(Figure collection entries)
------------------------------------------------------------------------

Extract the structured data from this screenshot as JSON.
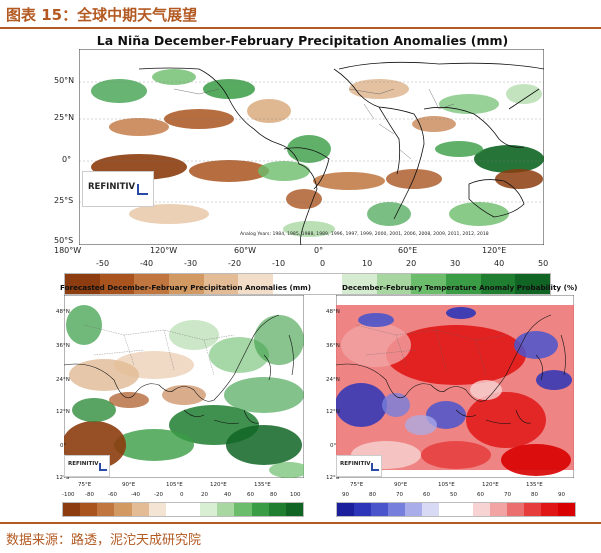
{
  "figure_title": "图表 15：全球中期天气展望",
  "source": "数据来源：路透，泥沱天成研究院",
  "top_map": {
    "title": "La Niña December-February Precipitation Anomalies (mm)",
    "lat_labels": [
      "50°N",
      "25°N",
      "0°",
      "25°S",
      "50°S"
    ],
    "lon_labels": [
      "180°W",
      "120°W",
      "60°W",
      "0°",
      "60°E",
      "120°E"
    ],
    "analog_text": "Analog Years: 1984, 1985, 1988, 1989, 1996, 1997, 1999, 2000, 2001, 2006, 2008, 2009, 2011, 2012, 2018",
    "logo_text": "REFINITIV",
    "colorbar_ticks": [
      "-50",
      "-40",
      "-30",
      "-20",
      "-10",
      "0",
      "10",
      "20",
      "30",
      "40",
      "50"
    ],
    "colorbar_colors": [
      "#8c3c0e",
      "#a9541f",
      "#c0763e",
      "#d29963",
      "#e3bc95",
      "#f1ddc8",
      "#ffffff",
      "#ffffff",
      "#d5ecd0",
      "#a7d6a0",
      "#6bbd6b",
      "#3a9c45",
      "#1f7e30",
      "#106524"
    ]
  },
  "left_map": {
    "title": "Forecasted December-February Precipitation Anomalies (mm)",
    "lat_labels": [
      "48°N",
      "36°N",
      "24°N",
      "12°N",
      "0°",
      "12°S"
    ],
    "lon_labels": [
      "75°E",
      "90°E",
      "105°E",
      "120°E",
      "135°E"
    ],
    "logo_text": "REFINITIV",
    "colorbar_ticks": [
      "-100",
      "-80",
      "-60",
      "-40",
      "-20",
      "0",
      "20",
      "40",
      "60",
      "80",
      "100"
    ],
    "colorbar_colors": [
      "#8c3c0e",
      "#a9541f",
      "#c0763e",
      "#d29963",
      "#e3bc95",
      "#f3e4d4",
      "#ffffff",
      "#ffffff",
      "#d9efd3",
      "#a9d7a2",
      "#6bbd6b",
      "#3a9c45",
      "#1f7e30",
      "#106524"
    ]
  },
  "right_map": {
    "title": "December-February Temperature Anomaly Probability (%)",
    "lat_labels": [
      "48°N",
      "36°N",
      "24°N",
      "12°N",
      "0°",
      "12°S"
    ],
    "lon_labels": [
      "75°E",
      "90°E",
      "105°E",
      "120°E",
      "135°E"
    ],
    "logo_text": "REFINITIV",
    "colorbar_ticks": [
      "90",
      "80",
      "70",
      "60",
      "50",
      "60",
      "70",
      "80",
      "90"
    ],
    "colorbar_colors": [
      "#1b1f9c",
      "#2d35b8",
      "#4a55cc",
      "#7680dc",
      "#a9aeea",
      "#d7d9f5",
      "#ffffff",
      "#ffffff",
      "#f8d3d3",
      "#f2a4a4",
      "#ec6f6f",
      "#e63c3c",
      "#e01616",
      "#d80000"
    ]
  }
}
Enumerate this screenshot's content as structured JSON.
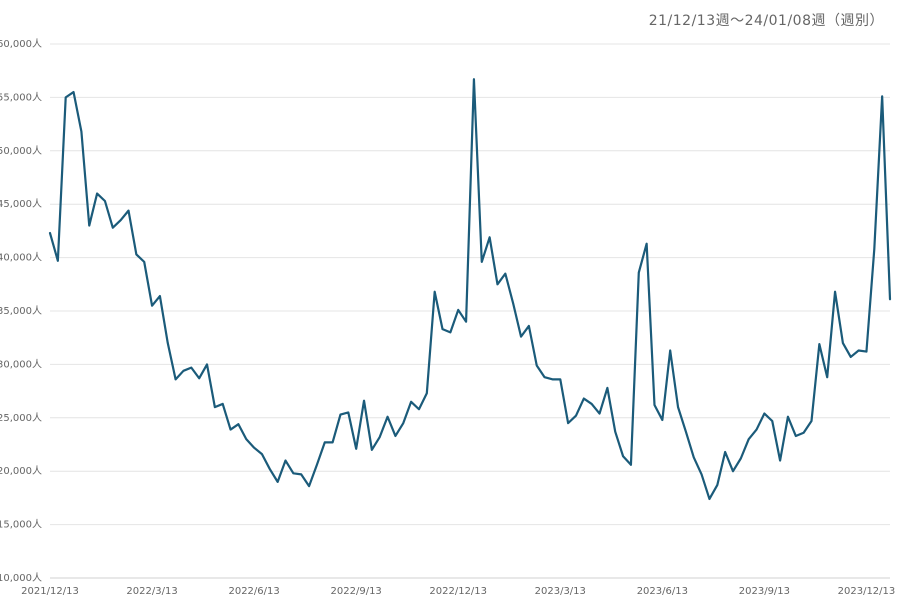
{
  "chart_data": {
    "type": "line",
    "title": "21/12/13週～24/01/08週（週別）",
    "xlabel": "",
    "ylabel": "",
    "ylim": [
      10000,
      60000
    ],
    "yticks": [
      10000,
      15000,
      20000,
      25000,
      30000,
      35000,
      40000,
      45000,
      50000,
      55000,
      60000
    ],
    "ytick_labels": [
      "10,000人",
      "15,000人",
      "20,000人",
      "25,000人",
      "30,000人",
      "35,000人",
      "40,000人",
      "45,000人",
      "50,000人",
      "55,000人",
      "60,000人"
    ],
    "xtick_labels": [
      "2021/12/13",
      "2022/3/13",
      "2022/6/13",
      "2022/9/13",
      "2022/12/13",
      "2023/3/13",
      "2023/6/13",
      "2023/9/13",
      "2023/12/13"
    ],
    "xtick_weeks": [
      0,
      13,
      26,
      39,
      52,
      65,
      78,
      91,
      104
    ],
    "grid": true,
    "legend": "none",
    "color": "#1b5b7a",
    "series": [
      {
        "name": "",
        "x_start": "2021/12/13",
        "x_step": "1 week",
        "values": [
          42300,
          39700,
          55000,
          55500,
          51800,
          43000,
          46000,
          45300,
          42800,
          43500,
          44400,
          40300,
          39600,
          35500,
          36400,
          32000,
          28600,
          29400,
          29700,
          28700,
          30000,
          26000,
          26300,
          23900,
          24400,
          23000,
          22200,
          21600,
          20200,
          19000,
          21000,
          19800,
          19700,
          18600,
          20600,
          22700,
          22700,
          25300,
          25500,
          22100,
          26600,
          22000,
          23200,
          25100,
          23300,
          24500,
          26500,
          25800,
          27300,
          36800,
          33300,
          33000,
          35100,
          34000,
          56700,
          39600,
          41900,
          37500,
          38500,
          35700,
          32600,
          33600,
          29900,
          28800,
          28600,
          28600,
          24500,
          25200,
          26800,
          26300,
          25400,
          27800,
          23700,
          21400,
          20600,
          38600,
          41300,
          26200,
          24800,
          31300,
          26000,
          23700,
          21300,
          19700,
          17400,
          18700,
          21800,
          20000,
          21200,
          23000,
          23900,
          25400,
          24700,
          21000,
          25100,
          23300,
          23600,
          24700,
          31900,
          28800,
          36800,
          32000,
          30700,
          31300,
          31200,
          40800,
          55100,
          36100
        ]
      }
    ]
  }
}
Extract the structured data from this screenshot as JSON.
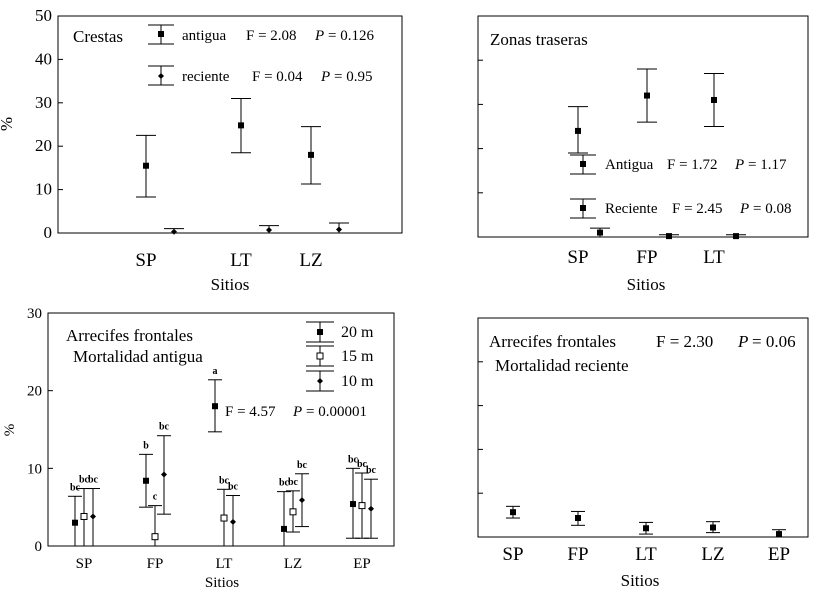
{
  "chart_data": [
    {
      "type": "scatter",
      "title": "Crestas",
      "xlabel": "Sitios",
      "ylabel": "%",
      "ylim": [
        0,
        50
      ],
      "yticks": [
        "0",
        "10",
        "20",
        "30",
        "40",
        "50"
      ],
      "categories": [
        "SP",
        "LT",
        "LZ"
      ],
      "legend_position": "top-right",
      "series": [
        {
          "name": "antigua",
          "marker": "square",
          "values": [
            15.5,
            24.8,
            18.0
          ],
          "lower": [
            8.3,
            18.5,
            11.3
          ],
          "upper": [
            22.5,
            31.0,
            24.5
          ]
        },
        {
          "name": "reciente",
          "marker": "diamond",
          "values": [
            0.3,
            0.7,
            0.8
          ],
          "lower": [
            0.0,
            0.0,
            0.0
          ],
          "upper": [
            1.0,
            1.7,
            2.3
          ]
        }
      ],
      "stats": [
        {
          "label": "antigua",
          "f_text": "F = 2.08",
          "p_label": "P",
          "p_value": "= 0.126"
        },
        {
          "label": "reciente",
          "f_text": "F = 0.04",
          "p_label": "P",
          "p_value": "= 0.95"
        }
      ]
    },
    {
      "type": "scatter",
      "title": "Zonas traseras",
      "xlabel": "Sitios",
      "ylabel": "",
      "ylim": [
        0,
        50
      ],
      "categories": [
        "SP",
        "FP",
        "LT"
      ],
      "legend_position": "bottom-right",
      "series": [
        {
          "name": "Antigua",
          "marker": "square",
          "values": [
            24.0,
            32.0,
            31.0
          ],
          "lower": [
            19.0,
            26.0,
            25.0
          ],
          "upper": [
            29.5,
            38.0,
            37.0
          ]
        },
        {
          "name": "Reciente",
          "marker": "square",
          "values": [
            1.0,
            0.2,
            0.2
          ],
          "lower": [
            0.0,
            0.0,
            0.0
          ],
          "upper": [
            2.0,
            0.5,
            0.5
          ]
        }
      ],
      "stats": [
        {
          "label": "Antigua",
          "f_text": "F = 1.72",
          "p_label": "P",
          "p_value": "= 1.17"
        },
        {
          "label": "Reciente",
          "f_text": "F = 2.45",
          "p_label": "P",
          "p_value": "= 0.08"
        }
      ]
    },
    {
      "type": "scatter",
      "title": "Arrecifes frontales",
      "subtitle": "Mortalidad antigua",
      "xlabel": "Sitios",
      "ylabel": "%",
      "ylim": [
        0,
        30
      ],
      "yticks": [
        "0",
        "10",
        "20",
        "30"
      ],
      "categories": [
        "SP",
        "FP",
        "LT",
        "LZ",
        "EP"
      ],
      "legend_position": "top-right",
      "series": [
        {
          "name": "20 m",
          "marker": "square",
          "values": [
            3.0,
            8.4,
            18.0,
            2.2,
            5.4
          ],
          "lower": [
            0.0,
            5.0,
            14.7,
            0.0,
            1.0
          ],
          "upper": [
            6.4,
            11.8,
            21.4,
            7.0,
            10.0
          ],
          "letters": [
            "bc",
            "b",
            "a",
            "bc",
            "bc"
          ]
        },
        {
          "name": "15 m",
          "marker": "open-square",
          "values": [
            3.8,
            1.2,
            3.6,
            4.4,
            5.2
          ],
          "lower": [
            0.0,
            0.0,
            0.0,
            1.8,
            1.0
          ],
          "upper": [
            7.4,
            5.2,
            7.3,
            7.1,
            9.4
          ],
          "letters": [
            "bc",
            "c",
            "bc",
            "bc",
            "bc"
          ]
        },
        {
          "name": "10 m",
          "marker": "diamond",
          "values": [
            3.8,
            9.2,
            3.1,
            5.9,
            4.8
          ],
          "lower": [
            0.0,
            4.1,
            0.0,
            2.5,
            1.0
          ],
          "upper": [
            7.4,
            14.2,
            6.5,
            9.3,
            8.6
          ],
          "letters": [
            "bc",
            "bc",
            "bc",
            "bc",
            "bc"
          ]
        }
      ],
      "stats": [
        {
          "label": "",
          "f_text": "F = 4.57",
          "p_label": "P",
          "p_value": "= 0.00001"
        }
      ]
    },
    {
      "type": "scatter",
      "title": "Arrecifes frontales",
      "subtitle": "Mortalidad reciente",
      "xlabel": "Sitios",
      "ylabel": "",
      "ylim": [
        0,
        30
      ],
      "categories": [
        "SP",
        "FP",
        "LT",
        "LZ",
        "EP"
      ],
      "series": [
        {
          "name": "",
          "marker": "square",
          "values": [
            3.4,
            2.6,
            1.2,
            1.3,
            0.4
          ],
          "lower": [
            2.6,
            1.6,
            0.4,
            0.6,
            0.0
          ],
          "upper": [
            4.2,
            3.5,
            2.0,
            2.1,
            1.0
          ]
        }
      ],
      "stats": [
        {
          "label": "",
          "f_text": "F = 2.30",
          "p_label": "P",
          "p_value": "= 0.06"
        }
      ]
    }
  ]
}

------------------------------------------------------------------------

§ **WORK INSTRUCTIONS**: Copy out each line of the listing that holds "Anomalies".

§ **EXERCISE SOLUTION**:
    "title": "La Niña December-February Precipitation Anomalies (mm)",
    "title": "Forecasted December-February Precipitation Anomalies (mm)",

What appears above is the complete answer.